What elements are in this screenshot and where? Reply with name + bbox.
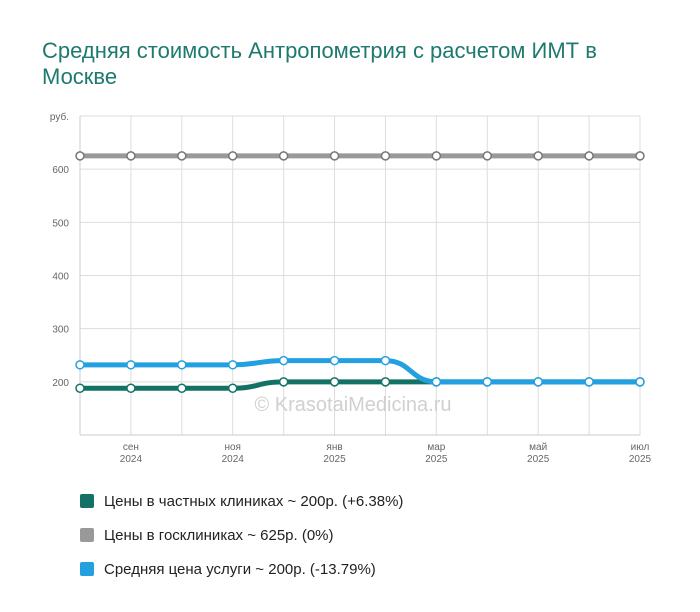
series-point-1 — [227, 383, 238, 393]
x-tick-label-year: 2025 — [425, 454, 448, 465]
x-tick-label-year: 2025 — [323, 454, 346, 465]
series-point-1 — [75, 383, 85, 393]
series-point-2 — [380, 355, 391, 366]
series-point-1 — [126, 383, 136, 393]
legend-item-private[interactable]: Цены в частных клиниках ~ 200р. (+6.38%) — [80, 484, 403, 518]
x-tick-label-year: 2025 — [629, 454, 652, 465]
watermark: © KrasotaiMedicina.ru — [254, 394, 451, 416]
x-tick-label-month: ноя — [224, 442, 241, 453]
series-point-2 — [126, 360, 136, 370]
series-point-0 — [329, 151, 340, 161]
series-point-2 — [329, 355, 340, 366]
legend-swatch-private — [80, 494, 94, 508]
series-point-0 — [584, 151, 594, 161]
series-point-0 — [431, 151, 442, 161]
legend-label-public: Цены в госклиниках ~ 625р. (0%) — [104, 526, 334, 544]
chart-series — [75, 151, 645, 393]
series-point-2 — [177, 360, 187, 370]
legend-label-private: Цены в частных клиниках ~ 200р. (+6.38%) — [104, 492, 404, 510]
x-tick-label-month: янв — [326, 442, 342, 453]
legend-swatch-public — [80, 528, 94, 542]
series-point-0 — [126, 151, 136, 161]
legend-item-public[interactable]: Цены в госклиниках ~ 625р. (0%) — [80, 518, 403, 552]
x-tick-label-year: 2025 — [527, 454, 550, 465]
series-point-1 — [380, 377, 391, 387]
series-point-0 — [75, 151, 85, 161]
series-point-1 — [177, 383, 187, 393]
y-tick-label: 600 — [52, 165, 69, 176]
y-tick-label: 200 — [52, 378, 69, 389]
chart-legend: Цены в частных клиниках ~ 200р. (+6.38%)… — [80, 484, 403, 586]
legend-label-average: Средняя цена услуги ~ 200р. (-13.79%) — [104, 560, 376, 578]
chart-axes: 200300400500600руб.сен2024ноя2024янв2025… — [50, 111, 652, 465]
legend-swatch-average — [80, 562, 94, 576]
y-tick-label: 500 — [52, 218, 69, 229]
x-tick-label-month: мар — [427, 442, 445, 453]
x-tick-label-year: 2024 — [222, 454, 245, 465]
chart-title: Средняя стоимость Антропометрия с расчет… — [42, 38, 597, 89]
series-point-0 — [635, 151, 645, 161]
series-point-1 — [278, 377, 289, 387]
series-point-1 — [329, 377, 340, 387]
series-point-0 — [278, 151, 289, 161]
series-point-2 — [584, 377, 594, 387]
series-point-0 — [482, 151, 493, 161]
series-point-0 — [227, 151, 238, 161]
legend-item-average[interactable]: Средняя цена услуги ~ 200р. (-13.79%) — [80, 552, 403, 586]
y-tick-label: 300 — [52, 325, 69, 336]
x-tick-label-month: май — [529, 442, 547, 453]
series-point-0 — [380, 151, 391, 161]
y-tick-label: 400 — [52, 272, 69, 283]
series-point-2 — [278, 355, 289, 366]
x-tick-label-month: сен — [123, 442, 139, 453]
series-point-2 — [482, 377, 493, 387]
series-point-2 — [431, 377, 442, 387]
x-tick-label-month: июл — [631, 442, 650, 453]
series-point-0 — [177, 151, 187, 161]
y-unit-label: руб. — [50, 111, 69, 123]
series-point-2 — [75, 360, 85, 370]
series-point-2 — [227, 360, 238, 370]
series-point-0 — [533, 151, 543, 161]
series-line-2 — [77, 358, 643, 385]
series-point-2 — [533, 377, 543, 387]
series-point-2 — [635, 377, 645, 387]
x-tick-label-year: 2024 — [120, 454, 143, 465]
--------------------------------------------------
§ **EXERCISE**:
Copy out every line of the material above word for word, leaving out the pictures.

§ **THE OUTPUT**:
What elements are in this screenshot and where? Reply with name + bbox.
series-point-1 — [227, 383, 238, 393]
x-tick-label-year: 2025 — [425, 454, 448, 465]
x-tick-label-year: 2025 — [323, 454, 346, 465]
series-point-1 — [75, 383, 85, 393]
series-point-2 — [380, 355, 391, 366]
series-point-1 — [126, 383, 136, 393]
legend-item-private[interactable]: Цены в частных клиниках ~ 200р. (+6.38%) — [80, 484, 403, 518]
x-tick-label-year: 2025 — [629, 454, 652, 465]
watermark: © KrasotaiMedicina.ru — [254, 394, 451, 416]
x-tick-label-month: ноя — [224, 442, 241, 453]
series-point-2 — [126, 360, 136, 370]
series-point-0 — [329, 151, 340, 161]
series-point-2 — [329, 355, 340, 366]
legend-swatch-private — [80, 494, 94, 508]
series-point-0 — [584, 151, 594, 161]
series-point-0 — [431, 151, 442, 161]
legend-label-public: Цены в госклиниках ~ 625р. (0%) — [104, 526, 334, 544]
chart-series — [75, 151, 645, 393]
series-point-2 — [177, 360, 187, 370]
legend-label-private: Цены в частных клиниках ~ 200р. (+6.38%) — [104, 492, 404, 510]
x-tick-label-month: янв — [326, 442, 342, 453]
legend-swatch-public — [80, 528, 94, 542]
series-point-0 — [126, 151, 136, 161]
legend-item-public[interactable]: Цены в госклиниках ~ 625р. (0%) — [80, 518, 403, 552]
x-tick-label-year: 2025 — [527, 454, 550, 465]
series-point-1 — [380, 377, 391, 387]
series-point-0 — [75, 151, 85, 161]
series-point-1 — [177, 383, 187, 393]
y-tick-label: 600 — [52, 165, 69, 176]
y-tick-label: 200 — [52, 378, 69, 389]
chart-legend: Цены в частных клиниках ~ 200р. (+6.38%)… — [80, 484, 403, 586]
legend-label-average: Средняя цена услуги ~ 200р. (-13.79%) — [104, 560, 376, 578]
chart-axes: 200300400500600руб.сен2024ноя2024янв2025… — [50, 111, 652, 465]
legend-swatch-average — [80, 562, 94, 576]
y-tick-label: 500 — [52, 218, 69, 229]
x-tick-label-month: мар — [427, 442, 445, 453]
x-tick-label-year: 2024 — [222, 454, 245, 465]
chart-title: Средняя стоимость Антропометрия с расчет… — [42, 38, 597, 89]
series-point-0 — [635, 151, 645, 161]
series-point-1 — [278, 377, 289, 387]
series-point-1 — [329, 377, 340, 387]
series-point-0 — [278, 151, 289, 161]
series-point-2 — [584, 377, 594, 387]
series-point-0 — [482, 151, 493, 161]
series-point-0 — [227, 151, 238, 161]
legend-item-average[interactable]: Средняя цена услуги ~ 200р. (-13.79%) — [80, 552, 403, 586]
y-tick-label: 300 — [52, 325, 69, 336]
x-tick-label-month: май — [529, 442, 547, 453]
series-point-0 — [380, 151, 391, 161]
y-tick-label: 400 — [52, 272, 69, 283]
series-point-2 — [278, 355, 289, 366]
x-tick-label-month: сен — [123, 442, 139, 453]
series-point-2 — [482, 377, 493, 387]
series-point-2 — [431, 377, 442, 387]
x-tick-label-month: июл — [631, 442, 650, 453]
series-point-0 — [177, 151, 187, 161]
y-unit-label: руб. — [50, 111, 69, 123]
series-point-2 — [75, 360, 85, 370]
series-point-2 — [227, 360, 238, 370]
series-point-0 — [533, 151, 543, 161]
series-line-2 — [77, 358, 643, 385]
series-point-2 — [533, 377, 543, 387]
series-point-2 — [635, 377, 645, 387]
x-tick-label-year: 2024 — [120, 454, 143, 465]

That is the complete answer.